• Written instruction: Reproduce the listing exactly and skip over any pictures.

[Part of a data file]
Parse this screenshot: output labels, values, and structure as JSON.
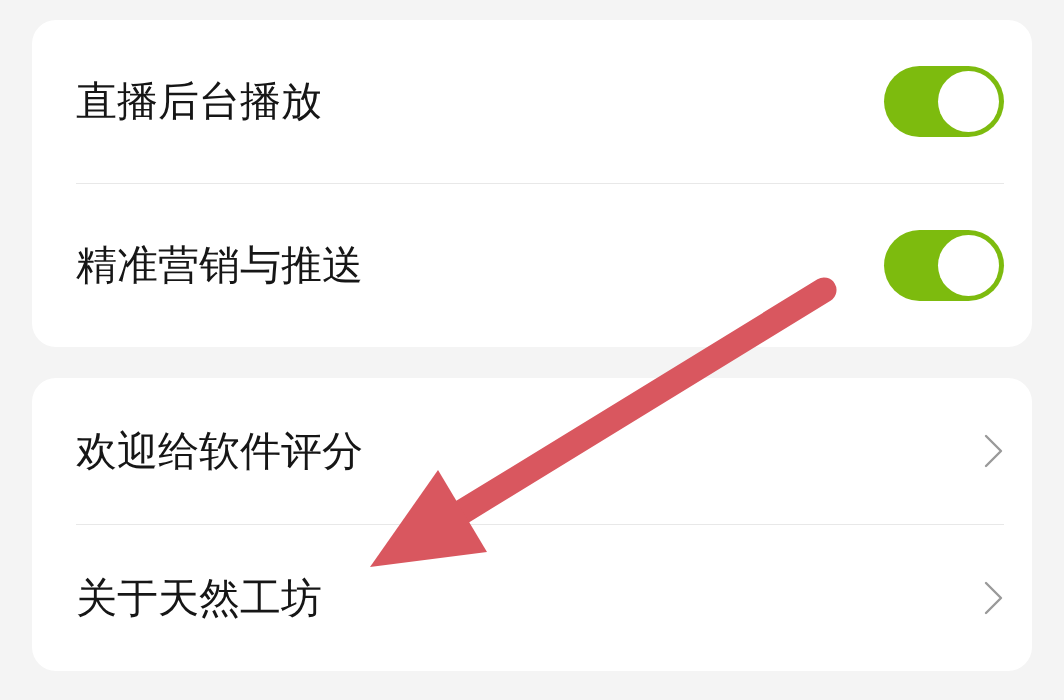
{
  "sections": [
    {
      "items": [
        {
          "label": "直播后台播放",
          "kind": "toggle",
          "on": true
        },
        {
          "label": "精准营销与推送",
          "kind": "toggle",
          "on": true
        }
      ]
    },
    {
      "items": [
        {
          "label": "欢迎给软件评分",
          "kind": "link"
        },
        {
          "label": "关于天然工坊",
          "kind": "link"
        }
      ]
    }
  ]
}
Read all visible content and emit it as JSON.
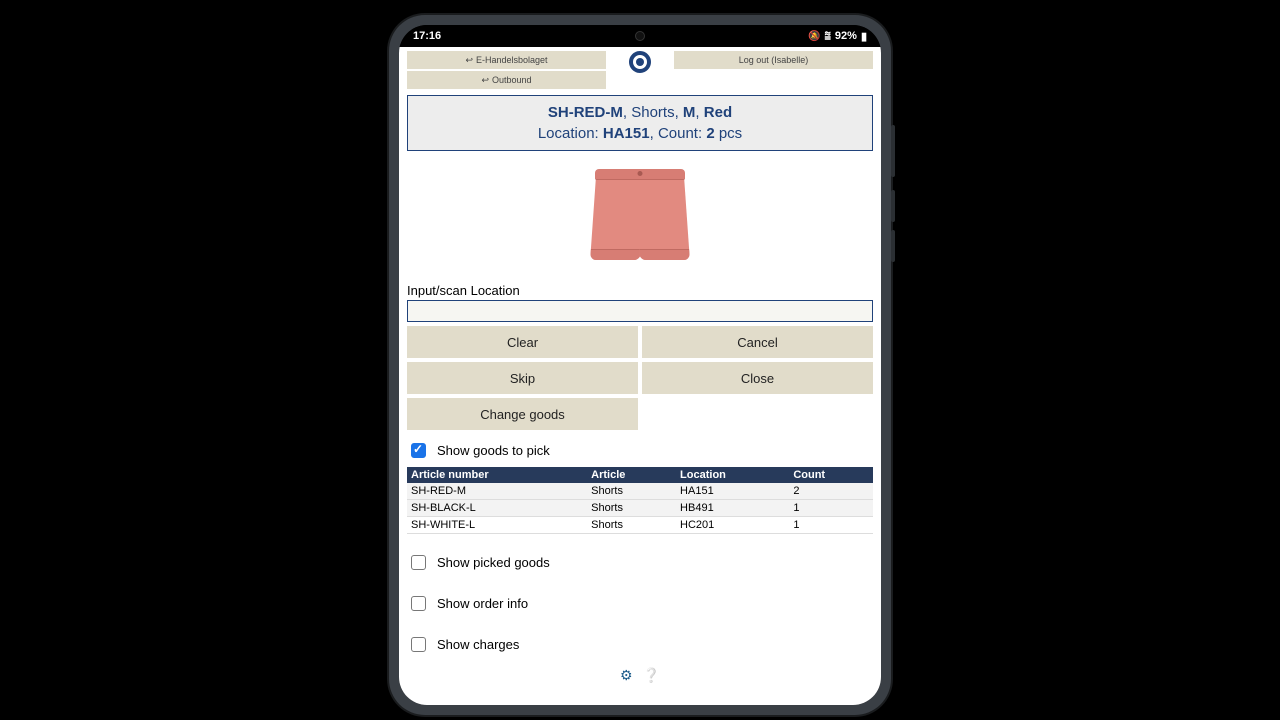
{
  "statusbar": {
    "time": "17:16",
    "battery": "92%"
  },
  "header": {
    "breadcrumbs": [
      "E-Handelsbolaget",
      "Outbound"
    ],
    "logout_label": "Log out (Isabelle)"
  },
  "item": {
    "sku": "SH-RED-M",
    "name": "Shorts",
    "size": "M",
    "color": "Red",
    "location_prefix": "Location:",
    "location": "HA151",
    "count_prefix": "Count:",
    "count": "2",
    "count_unit": "pcs"
  },
  "input": {
    "label": "Input/scan Location"
  },
  "buttons": {
    "clear": "Clear",
    "cancel": "Cancel",
    "skip": "Skip",
    "close": "Close",
    "change_goods": "Change goods"
  },
  "checkboxes": [
    {
      "label": "Show goods to pick",
      "checked": true
    },
    {
      "label": "Show picked goods",
      "checked": false
    },
    {
      "label": "Show order info",
      "checked": false
    },
    {
      "label": "Show charges",
      "checked": false
    }
  ],
  "table": {
    "headers": [
      "Article number",
      "Article",
      "Location",
      "Count"
    ],
    "rows": [
      {
        "article_number": "SH-RED-M",
        "article": "Shorts",
        "location": "HA151",
        "count": "2"
      },
      {
        "article_number": "SH-BLACK-L",
        "article": "Shorts",
        "location": "HB491",
        "count": "1"
      },
      {
        "article_number": "SH-WHITE-L",
        "article": "Shorts",
        "location": "HC201",
        "count": "1"
      }
    ]
  }
}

• Expected answer:
Parse this screenshot: output labels, values, and structure as JSON.
{
  "sections": [
    {
      "items": [
        {
          "label": "直播后台播放",
          "kind": "toggle",
          "on": true
        },
        {
          "label": "精准营销与推送",
          "kind": "toggle",
          "on": true
        }
      ]
    },
    {
      "items": [
        {
          "label": "欢迎给软件评分",
          "kind": "link"
        },
        {
          "label": "关于天然工坊",
          "kind": "link"
        }
      ]
    }
  ]
}
Read all visible content and emit it as JSON.
{
  "statusbar": {
    "time": "17:16",
    "battery": "92%"
  },
  "header": {
    "breadcrumbs": [
      "E-Handelsbolaget",
      "Outbound"
    ],
    "logout_label": "Log out (Isabelle)"
  },
  "item": {
    "sku": "SH-RED-M",
    "name": "Shorts",
    "size": "M",
    "color": "Red",
    "location_prefix": "Location:",
    "location": "HA151",
    "count_prefix": "Count:",
    "count": "2",
    "count_unit": "pcs"
  },
  "input": {
    "label": "Input/scan Location"
  },
  "buttons": {
    "clear": "Clear",
    "cancel": "Cancel",
    "skip": "Skip",
    "close": "Close",
    "change_goods": "Change goods"
  },
  "checkboxes": [
    {
      "label": "Show goods to pick",
      "checked": true
    },
    {
      "label": "Show picked goods",
      "checked": false
    },
    {
      "label": "Show order info",
      "checked": false
    },
    {
      "label": "Show charges",
      "checked": false
    }
  ],
  "table": {
    "headers": [
      "Article number",
      "Article",
      "Location",
      "Count"
    ],
    "rows": [
      {
        "article_number": "SH-RED-M",
        "article": "Shorts",
        "location": "HA151",
        "count": "2"
      },
      {
        "article_number": "SH-BLACK-L",
        "article": "Shorts",
        "location": "HB491",
        "count": "1"
      },
      {
        "article_number": "SH-WHITE-L",
        "article": "Shorts",
        "location": "HC201",
        "count": "1"
      }
    ]
  }
}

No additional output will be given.